Questions on the material:
[1] List every block cipher algorithm that the BestCrypt article names.
[2] Reproduce the stretch of the BestCrypt article from "BestCrypt, developed by" through "support XTS mode." word for word.

Passage:
┌────────
BestCrypt
- BestCrypt for Windows v9.0
- Developer(s): Jetico Inc. Oy
- Initial release: 1995; 30 years ago
- Stable release: 9.08.4 / May 25, 2023; 21 months ago
- Operating system: Windows 9x; Windows 2000 and later (including Windows Server); OS X 10.6 or later; Linux 2.6 or later (including Android);
- Size: 5.6–52.3 MB
- Available in: English, Arabic, Chinese simplified, Czech, Dutch, Persian, French, German, Italian, Latvian, Polish, Russian, Serbian, Spanish, Turkish
- Type: Disk encryption software
- License: Trialware
- Website: www.jetico.com/data-encryption

= BestCrypt =

Commercial disk encryption app available for Windows, Linux, macOS and Android

BestCrypt, developed by Jetico, is a commercial disk encryption app available for Windows, Linux, macOS and Android.

BestCrypt comes in two editions: BestCrypt Volume Encryption to encrypt entire disk volumes; BestCrypt Container Encryption to encrypt virtual disks stored as computer files.

BestCrypt also provides the complimentary data erasure utility BCWipe.

==Cryptographic Algorithms==
BestCrypt supports a wide variety of block cipher algorithms including AES, Serpent, Blowfish, Twofish, DES, Triple DES, GOST 28147-89. All ciphers support CBC and LRW modes of operation while AES, Twofish and Serpent also support XTS mode.
└────────
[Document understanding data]
┌────────
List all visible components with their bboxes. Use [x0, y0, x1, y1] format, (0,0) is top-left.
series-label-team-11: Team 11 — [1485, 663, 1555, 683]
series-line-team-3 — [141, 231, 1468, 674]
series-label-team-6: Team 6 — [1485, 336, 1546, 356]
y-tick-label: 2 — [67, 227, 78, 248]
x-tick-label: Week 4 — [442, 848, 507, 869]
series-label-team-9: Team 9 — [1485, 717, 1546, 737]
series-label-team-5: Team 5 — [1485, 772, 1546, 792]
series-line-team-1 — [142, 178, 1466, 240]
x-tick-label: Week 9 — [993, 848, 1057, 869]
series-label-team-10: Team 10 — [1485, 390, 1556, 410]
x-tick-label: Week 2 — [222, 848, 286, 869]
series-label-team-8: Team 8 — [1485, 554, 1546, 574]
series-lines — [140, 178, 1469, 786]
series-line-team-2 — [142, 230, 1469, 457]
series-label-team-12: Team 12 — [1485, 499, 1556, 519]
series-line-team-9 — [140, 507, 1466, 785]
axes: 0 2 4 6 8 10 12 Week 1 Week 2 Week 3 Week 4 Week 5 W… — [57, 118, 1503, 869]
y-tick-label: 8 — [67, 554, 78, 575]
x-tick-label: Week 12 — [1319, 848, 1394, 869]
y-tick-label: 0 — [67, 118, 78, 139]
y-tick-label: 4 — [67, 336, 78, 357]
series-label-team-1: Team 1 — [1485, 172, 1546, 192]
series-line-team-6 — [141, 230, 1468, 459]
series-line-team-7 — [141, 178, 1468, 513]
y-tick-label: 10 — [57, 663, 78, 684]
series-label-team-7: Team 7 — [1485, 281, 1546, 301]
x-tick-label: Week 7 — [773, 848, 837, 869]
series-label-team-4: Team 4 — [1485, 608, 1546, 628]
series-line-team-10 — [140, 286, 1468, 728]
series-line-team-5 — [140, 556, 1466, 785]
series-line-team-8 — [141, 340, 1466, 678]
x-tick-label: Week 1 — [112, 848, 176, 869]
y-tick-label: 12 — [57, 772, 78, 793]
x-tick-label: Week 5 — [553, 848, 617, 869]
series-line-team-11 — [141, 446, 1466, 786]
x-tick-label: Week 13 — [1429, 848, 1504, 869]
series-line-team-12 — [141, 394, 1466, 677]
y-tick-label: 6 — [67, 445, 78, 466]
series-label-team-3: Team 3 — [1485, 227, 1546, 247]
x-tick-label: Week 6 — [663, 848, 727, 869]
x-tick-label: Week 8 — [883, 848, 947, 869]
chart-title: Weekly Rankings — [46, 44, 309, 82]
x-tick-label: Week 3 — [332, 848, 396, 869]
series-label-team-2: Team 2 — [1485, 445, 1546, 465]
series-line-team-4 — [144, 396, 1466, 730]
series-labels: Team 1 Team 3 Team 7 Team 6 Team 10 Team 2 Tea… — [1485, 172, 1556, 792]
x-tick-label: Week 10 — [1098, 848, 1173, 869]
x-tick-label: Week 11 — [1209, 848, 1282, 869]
└────────
Responses in order:
[1] AES, Serpent, Blowfish, Twofish, DES, Triple DES, GOST 28147-89

[2]
BestCrypt, developed by Jetico, is a commercial disk encryption app available for Windows, Linux, macOS and Android.

BestCrypt comes in two editions: BestCrypt Volume Encryption to encrypt entire disk volumes; BestCrypt Container Encryption to encrypt virtual disks stored as computer files.

BestCrypt also provides the complimentary data erasure utility BCWipe.

==Cryptographic Algorithms==
BestCrypt supports a wide variety of block cipher algorithms including AES, Serpent, Blowfish, Twofish, DES, Triple DES, GOST 28147-89. All ciphers support CBC and LRW modes of operation while AES, Twofish and Serpent also support XTS mode.